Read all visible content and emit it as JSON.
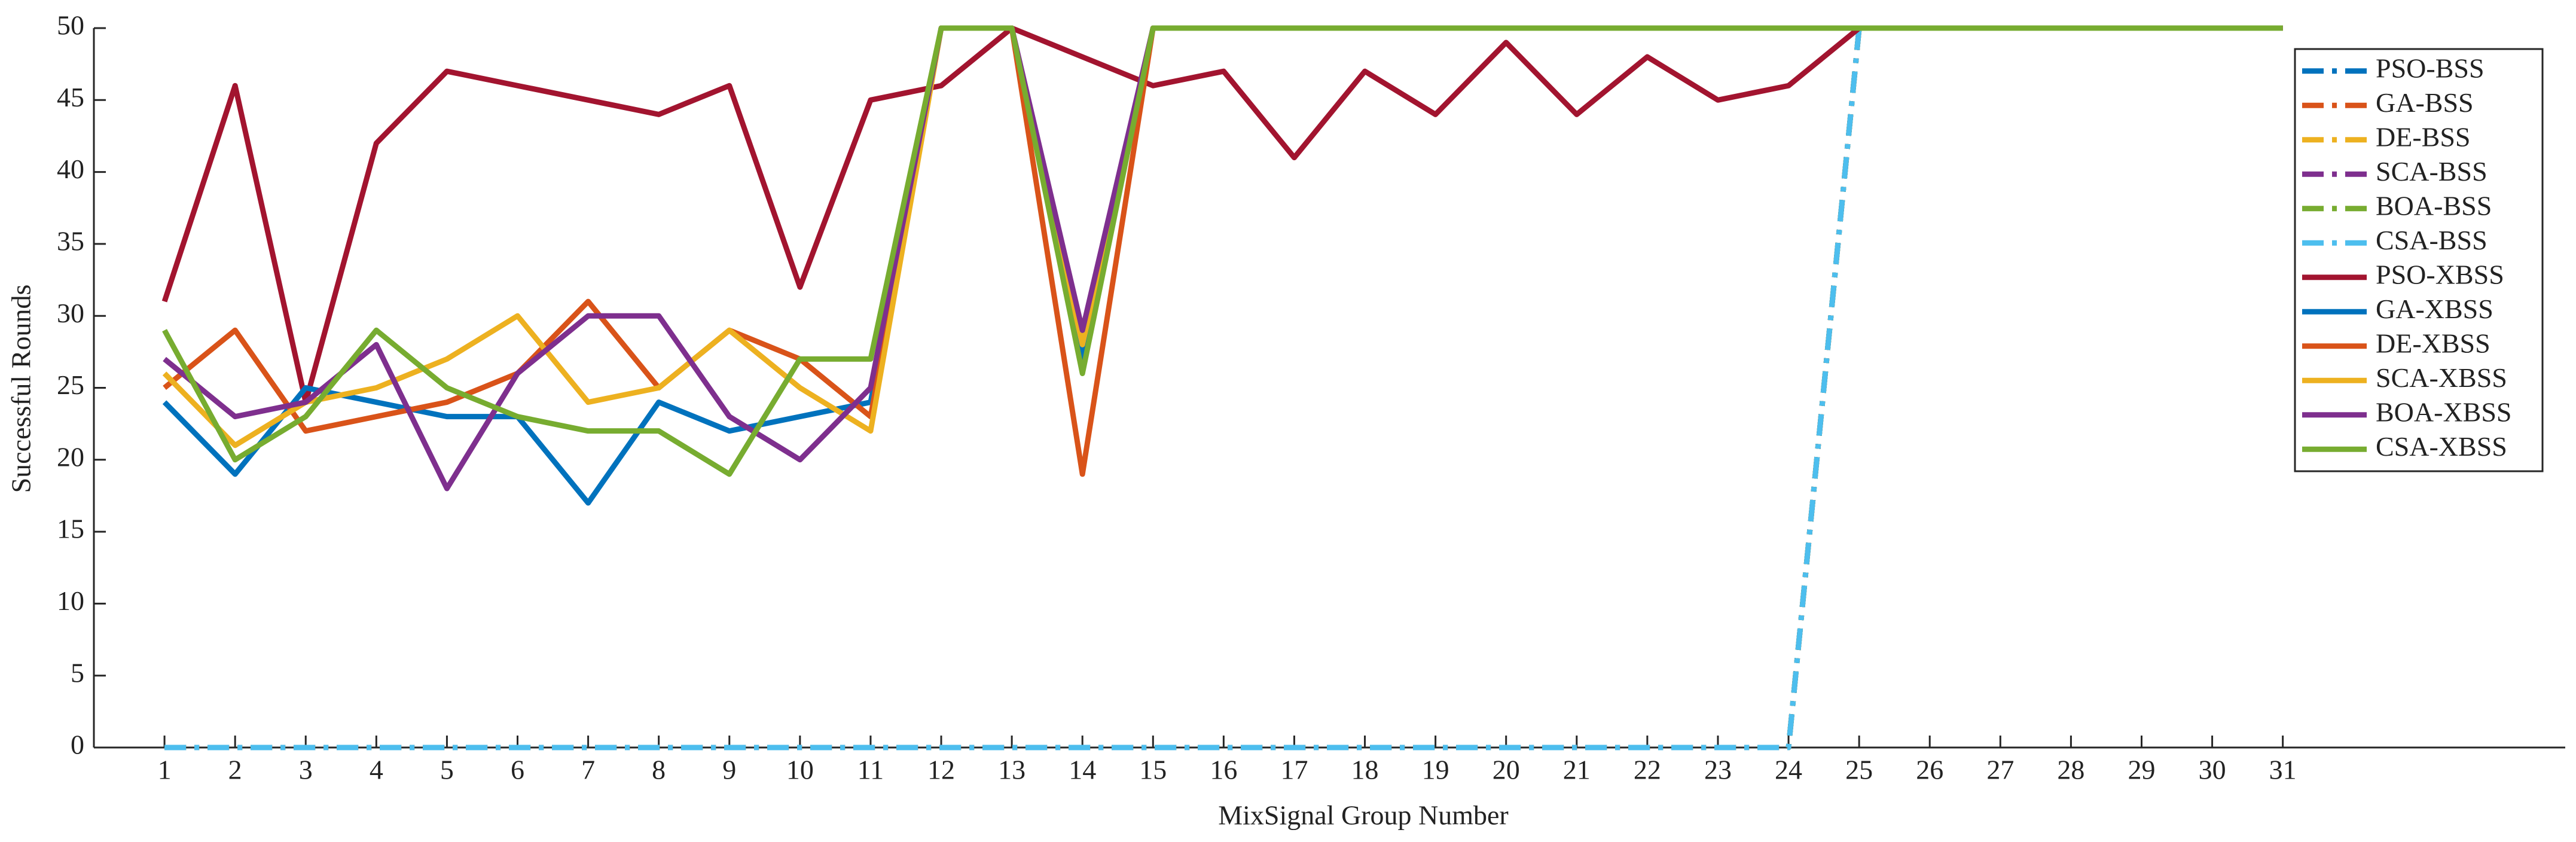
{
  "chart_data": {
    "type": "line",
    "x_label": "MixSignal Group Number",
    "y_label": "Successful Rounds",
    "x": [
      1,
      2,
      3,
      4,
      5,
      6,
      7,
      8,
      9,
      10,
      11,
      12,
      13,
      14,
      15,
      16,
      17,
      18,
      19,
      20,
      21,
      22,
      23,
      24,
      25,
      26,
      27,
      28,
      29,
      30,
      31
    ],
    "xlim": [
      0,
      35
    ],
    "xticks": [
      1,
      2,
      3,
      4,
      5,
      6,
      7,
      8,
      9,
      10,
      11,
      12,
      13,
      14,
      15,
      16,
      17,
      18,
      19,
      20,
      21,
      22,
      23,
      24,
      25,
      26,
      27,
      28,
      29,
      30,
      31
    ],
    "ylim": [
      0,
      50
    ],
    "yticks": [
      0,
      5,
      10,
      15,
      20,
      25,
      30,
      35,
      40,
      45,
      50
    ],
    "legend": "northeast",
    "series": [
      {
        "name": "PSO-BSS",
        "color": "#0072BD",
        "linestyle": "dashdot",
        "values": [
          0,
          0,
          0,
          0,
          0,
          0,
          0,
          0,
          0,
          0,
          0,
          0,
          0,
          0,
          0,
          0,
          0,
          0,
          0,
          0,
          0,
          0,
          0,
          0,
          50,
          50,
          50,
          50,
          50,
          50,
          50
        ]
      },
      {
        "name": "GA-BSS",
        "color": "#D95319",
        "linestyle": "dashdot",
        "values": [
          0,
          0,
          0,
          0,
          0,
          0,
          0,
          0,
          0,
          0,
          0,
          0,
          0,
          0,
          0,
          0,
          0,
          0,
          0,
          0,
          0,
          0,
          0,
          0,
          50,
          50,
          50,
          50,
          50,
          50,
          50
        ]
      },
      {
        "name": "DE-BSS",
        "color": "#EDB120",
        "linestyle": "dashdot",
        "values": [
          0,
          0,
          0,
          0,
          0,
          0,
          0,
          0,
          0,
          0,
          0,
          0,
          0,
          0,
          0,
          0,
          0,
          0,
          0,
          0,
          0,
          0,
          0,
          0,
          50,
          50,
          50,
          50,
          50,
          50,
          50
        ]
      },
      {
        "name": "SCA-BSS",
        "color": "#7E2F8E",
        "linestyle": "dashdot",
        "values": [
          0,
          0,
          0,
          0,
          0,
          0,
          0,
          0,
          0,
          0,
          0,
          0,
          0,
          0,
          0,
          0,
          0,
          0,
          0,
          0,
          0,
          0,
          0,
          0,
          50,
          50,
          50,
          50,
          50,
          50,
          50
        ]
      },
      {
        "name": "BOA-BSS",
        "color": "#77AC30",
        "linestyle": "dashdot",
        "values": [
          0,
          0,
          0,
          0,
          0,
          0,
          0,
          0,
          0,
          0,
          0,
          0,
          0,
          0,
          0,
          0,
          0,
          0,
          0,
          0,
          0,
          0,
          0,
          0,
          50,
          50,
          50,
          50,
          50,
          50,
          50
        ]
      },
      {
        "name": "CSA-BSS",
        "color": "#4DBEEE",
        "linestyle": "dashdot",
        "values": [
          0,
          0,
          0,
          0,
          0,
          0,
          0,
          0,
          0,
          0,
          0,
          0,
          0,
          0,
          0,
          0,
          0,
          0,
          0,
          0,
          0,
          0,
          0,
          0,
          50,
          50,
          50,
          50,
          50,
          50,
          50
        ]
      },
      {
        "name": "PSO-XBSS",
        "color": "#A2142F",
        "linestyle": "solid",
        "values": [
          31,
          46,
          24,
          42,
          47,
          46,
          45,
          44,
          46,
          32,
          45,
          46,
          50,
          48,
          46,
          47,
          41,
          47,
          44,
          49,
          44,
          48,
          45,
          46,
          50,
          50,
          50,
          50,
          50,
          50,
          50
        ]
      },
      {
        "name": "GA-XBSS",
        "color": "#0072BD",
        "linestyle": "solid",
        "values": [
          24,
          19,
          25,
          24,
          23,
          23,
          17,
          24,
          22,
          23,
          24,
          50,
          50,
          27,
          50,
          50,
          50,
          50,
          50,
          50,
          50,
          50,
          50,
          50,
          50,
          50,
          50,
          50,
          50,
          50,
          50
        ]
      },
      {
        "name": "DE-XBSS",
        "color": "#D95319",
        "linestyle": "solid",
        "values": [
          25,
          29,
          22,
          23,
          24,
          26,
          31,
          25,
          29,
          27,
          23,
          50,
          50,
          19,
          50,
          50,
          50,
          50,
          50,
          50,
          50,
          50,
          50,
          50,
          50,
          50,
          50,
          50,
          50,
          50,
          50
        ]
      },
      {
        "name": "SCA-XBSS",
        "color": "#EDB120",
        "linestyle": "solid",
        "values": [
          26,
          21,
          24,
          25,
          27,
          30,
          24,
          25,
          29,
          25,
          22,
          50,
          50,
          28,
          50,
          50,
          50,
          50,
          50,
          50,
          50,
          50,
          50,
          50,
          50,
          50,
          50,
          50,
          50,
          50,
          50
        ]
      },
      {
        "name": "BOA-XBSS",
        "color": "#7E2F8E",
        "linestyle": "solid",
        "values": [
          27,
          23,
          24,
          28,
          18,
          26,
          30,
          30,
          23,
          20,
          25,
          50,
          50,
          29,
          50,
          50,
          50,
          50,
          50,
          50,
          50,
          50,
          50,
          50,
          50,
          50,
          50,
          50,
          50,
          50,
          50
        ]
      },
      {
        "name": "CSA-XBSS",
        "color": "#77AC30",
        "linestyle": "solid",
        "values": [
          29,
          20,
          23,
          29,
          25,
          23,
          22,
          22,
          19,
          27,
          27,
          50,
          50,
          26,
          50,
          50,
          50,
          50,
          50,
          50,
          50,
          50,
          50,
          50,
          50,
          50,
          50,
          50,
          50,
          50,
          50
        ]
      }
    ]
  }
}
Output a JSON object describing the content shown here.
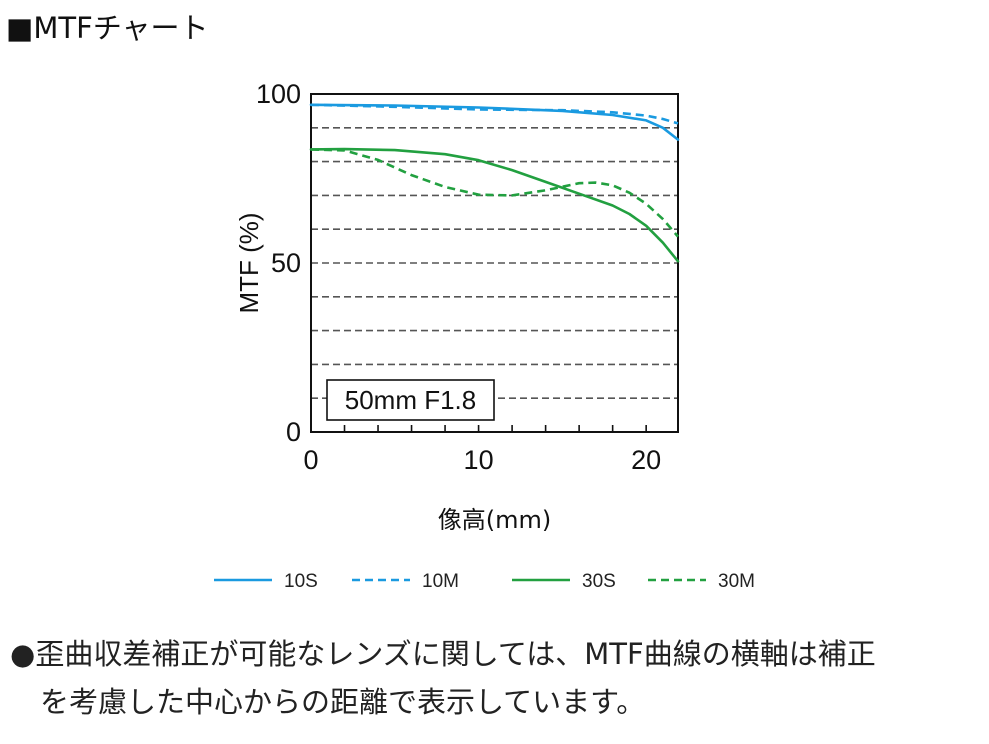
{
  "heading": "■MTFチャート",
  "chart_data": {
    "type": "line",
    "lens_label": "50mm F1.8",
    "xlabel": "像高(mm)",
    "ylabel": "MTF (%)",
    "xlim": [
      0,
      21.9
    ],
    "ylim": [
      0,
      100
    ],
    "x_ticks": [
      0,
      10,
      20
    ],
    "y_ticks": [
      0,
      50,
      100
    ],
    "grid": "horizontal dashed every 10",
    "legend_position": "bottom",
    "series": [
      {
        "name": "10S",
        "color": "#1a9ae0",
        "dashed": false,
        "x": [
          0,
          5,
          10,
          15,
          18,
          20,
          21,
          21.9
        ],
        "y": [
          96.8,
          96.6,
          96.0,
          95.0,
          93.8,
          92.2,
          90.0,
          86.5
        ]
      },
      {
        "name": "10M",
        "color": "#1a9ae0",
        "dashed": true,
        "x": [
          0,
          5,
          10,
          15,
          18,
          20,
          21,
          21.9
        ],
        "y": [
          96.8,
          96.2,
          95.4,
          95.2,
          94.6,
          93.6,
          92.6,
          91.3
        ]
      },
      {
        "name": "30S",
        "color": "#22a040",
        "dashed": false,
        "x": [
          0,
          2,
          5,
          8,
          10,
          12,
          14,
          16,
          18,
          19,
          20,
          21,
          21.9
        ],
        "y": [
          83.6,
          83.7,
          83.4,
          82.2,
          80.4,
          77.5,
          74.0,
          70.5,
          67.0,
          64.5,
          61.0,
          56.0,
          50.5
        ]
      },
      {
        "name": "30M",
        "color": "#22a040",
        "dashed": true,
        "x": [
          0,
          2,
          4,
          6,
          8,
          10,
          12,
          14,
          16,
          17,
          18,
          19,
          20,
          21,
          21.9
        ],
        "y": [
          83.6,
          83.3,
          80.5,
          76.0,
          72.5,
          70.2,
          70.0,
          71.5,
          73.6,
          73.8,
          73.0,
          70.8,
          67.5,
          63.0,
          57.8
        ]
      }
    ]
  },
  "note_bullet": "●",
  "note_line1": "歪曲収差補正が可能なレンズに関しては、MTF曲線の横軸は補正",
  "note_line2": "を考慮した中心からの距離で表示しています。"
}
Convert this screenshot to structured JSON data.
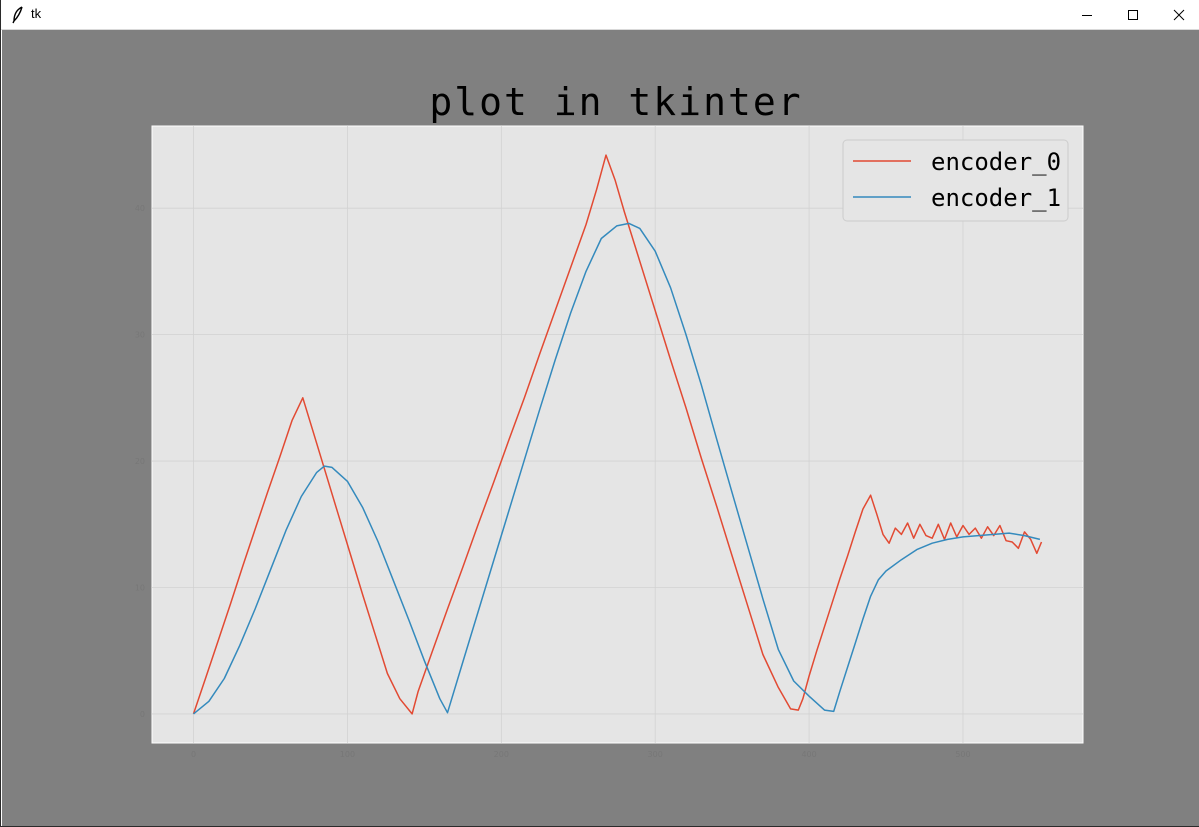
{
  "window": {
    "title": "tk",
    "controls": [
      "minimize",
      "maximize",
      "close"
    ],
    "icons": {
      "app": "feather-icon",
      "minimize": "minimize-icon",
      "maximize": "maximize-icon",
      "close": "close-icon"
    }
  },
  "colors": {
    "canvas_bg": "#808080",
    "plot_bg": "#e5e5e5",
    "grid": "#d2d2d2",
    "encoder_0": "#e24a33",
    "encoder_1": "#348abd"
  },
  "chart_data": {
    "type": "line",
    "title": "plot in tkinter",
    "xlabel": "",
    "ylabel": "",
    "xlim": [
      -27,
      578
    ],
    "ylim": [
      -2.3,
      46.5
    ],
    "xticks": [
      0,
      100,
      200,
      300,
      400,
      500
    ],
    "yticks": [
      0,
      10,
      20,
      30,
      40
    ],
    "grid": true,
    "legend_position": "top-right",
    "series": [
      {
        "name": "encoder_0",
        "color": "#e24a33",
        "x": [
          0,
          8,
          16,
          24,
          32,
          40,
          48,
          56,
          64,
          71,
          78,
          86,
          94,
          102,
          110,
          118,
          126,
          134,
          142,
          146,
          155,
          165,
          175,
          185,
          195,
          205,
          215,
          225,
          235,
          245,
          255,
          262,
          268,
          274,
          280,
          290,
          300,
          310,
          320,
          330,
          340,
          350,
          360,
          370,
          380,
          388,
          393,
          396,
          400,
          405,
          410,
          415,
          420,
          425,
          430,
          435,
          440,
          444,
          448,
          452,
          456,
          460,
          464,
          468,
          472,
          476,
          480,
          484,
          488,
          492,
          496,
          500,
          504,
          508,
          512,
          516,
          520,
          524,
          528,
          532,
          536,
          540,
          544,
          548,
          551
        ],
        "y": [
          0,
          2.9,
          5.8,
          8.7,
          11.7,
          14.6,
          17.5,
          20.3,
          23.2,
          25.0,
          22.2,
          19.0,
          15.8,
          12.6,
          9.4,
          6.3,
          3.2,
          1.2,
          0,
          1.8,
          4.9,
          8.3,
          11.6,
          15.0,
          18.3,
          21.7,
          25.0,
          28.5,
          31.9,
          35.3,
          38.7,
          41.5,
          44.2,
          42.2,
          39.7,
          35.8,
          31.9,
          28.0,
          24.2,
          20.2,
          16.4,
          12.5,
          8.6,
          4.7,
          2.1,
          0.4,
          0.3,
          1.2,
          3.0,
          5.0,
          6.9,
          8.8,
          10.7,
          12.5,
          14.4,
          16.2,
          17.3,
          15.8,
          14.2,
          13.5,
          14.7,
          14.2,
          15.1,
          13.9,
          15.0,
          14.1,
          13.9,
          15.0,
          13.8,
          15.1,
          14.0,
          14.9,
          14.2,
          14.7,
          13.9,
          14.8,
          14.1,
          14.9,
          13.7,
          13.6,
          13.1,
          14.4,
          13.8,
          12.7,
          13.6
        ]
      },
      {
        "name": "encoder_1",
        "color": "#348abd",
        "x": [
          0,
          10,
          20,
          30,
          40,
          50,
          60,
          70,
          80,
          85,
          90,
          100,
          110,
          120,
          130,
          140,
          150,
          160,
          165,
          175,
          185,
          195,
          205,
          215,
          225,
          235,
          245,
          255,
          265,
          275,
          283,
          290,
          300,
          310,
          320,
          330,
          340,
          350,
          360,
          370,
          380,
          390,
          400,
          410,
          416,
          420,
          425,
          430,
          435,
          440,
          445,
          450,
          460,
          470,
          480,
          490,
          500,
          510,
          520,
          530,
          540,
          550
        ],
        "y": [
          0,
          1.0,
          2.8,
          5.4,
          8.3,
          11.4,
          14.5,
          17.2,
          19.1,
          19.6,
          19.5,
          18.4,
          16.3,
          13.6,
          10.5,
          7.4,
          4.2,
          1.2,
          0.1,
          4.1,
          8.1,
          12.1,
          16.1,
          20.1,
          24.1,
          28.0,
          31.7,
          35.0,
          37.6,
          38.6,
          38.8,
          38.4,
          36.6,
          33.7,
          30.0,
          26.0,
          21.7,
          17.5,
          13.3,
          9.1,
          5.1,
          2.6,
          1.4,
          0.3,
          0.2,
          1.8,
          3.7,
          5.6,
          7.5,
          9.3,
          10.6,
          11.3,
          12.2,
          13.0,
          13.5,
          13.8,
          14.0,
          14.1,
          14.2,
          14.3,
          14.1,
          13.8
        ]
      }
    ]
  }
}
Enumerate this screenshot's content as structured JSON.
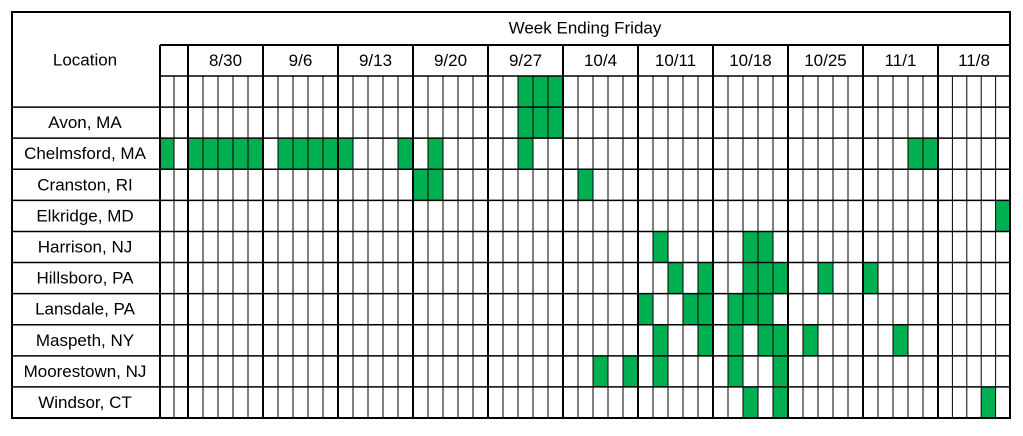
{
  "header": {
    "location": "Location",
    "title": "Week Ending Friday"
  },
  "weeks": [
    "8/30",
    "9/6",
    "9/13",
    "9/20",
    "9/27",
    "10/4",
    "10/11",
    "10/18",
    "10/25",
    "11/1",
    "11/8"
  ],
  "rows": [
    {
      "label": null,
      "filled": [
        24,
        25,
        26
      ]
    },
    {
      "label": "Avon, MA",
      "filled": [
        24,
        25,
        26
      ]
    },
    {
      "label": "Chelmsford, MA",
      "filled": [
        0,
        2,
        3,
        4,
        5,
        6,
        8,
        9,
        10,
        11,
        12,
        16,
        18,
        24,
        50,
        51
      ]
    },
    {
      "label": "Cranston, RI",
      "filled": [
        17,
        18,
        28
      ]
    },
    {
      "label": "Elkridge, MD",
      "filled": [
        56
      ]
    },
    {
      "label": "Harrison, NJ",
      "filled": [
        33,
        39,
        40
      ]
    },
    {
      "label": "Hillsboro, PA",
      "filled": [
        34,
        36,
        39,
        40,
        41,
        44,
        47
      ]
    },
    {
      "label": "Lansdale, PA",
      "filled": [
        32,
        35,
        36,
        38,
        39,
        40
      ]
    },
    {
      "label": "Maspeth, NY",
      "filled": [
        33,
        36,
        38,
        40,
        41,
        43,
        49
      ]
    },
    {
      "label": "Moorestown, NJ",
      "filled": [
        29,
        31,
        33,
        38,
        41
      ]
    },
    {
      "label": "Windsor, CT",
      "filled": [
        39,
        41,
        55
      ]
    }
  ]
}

=== The task ===
Of all the lines in the listing above, how many include "XBSS"? Write only the number.

=== The solution ===
6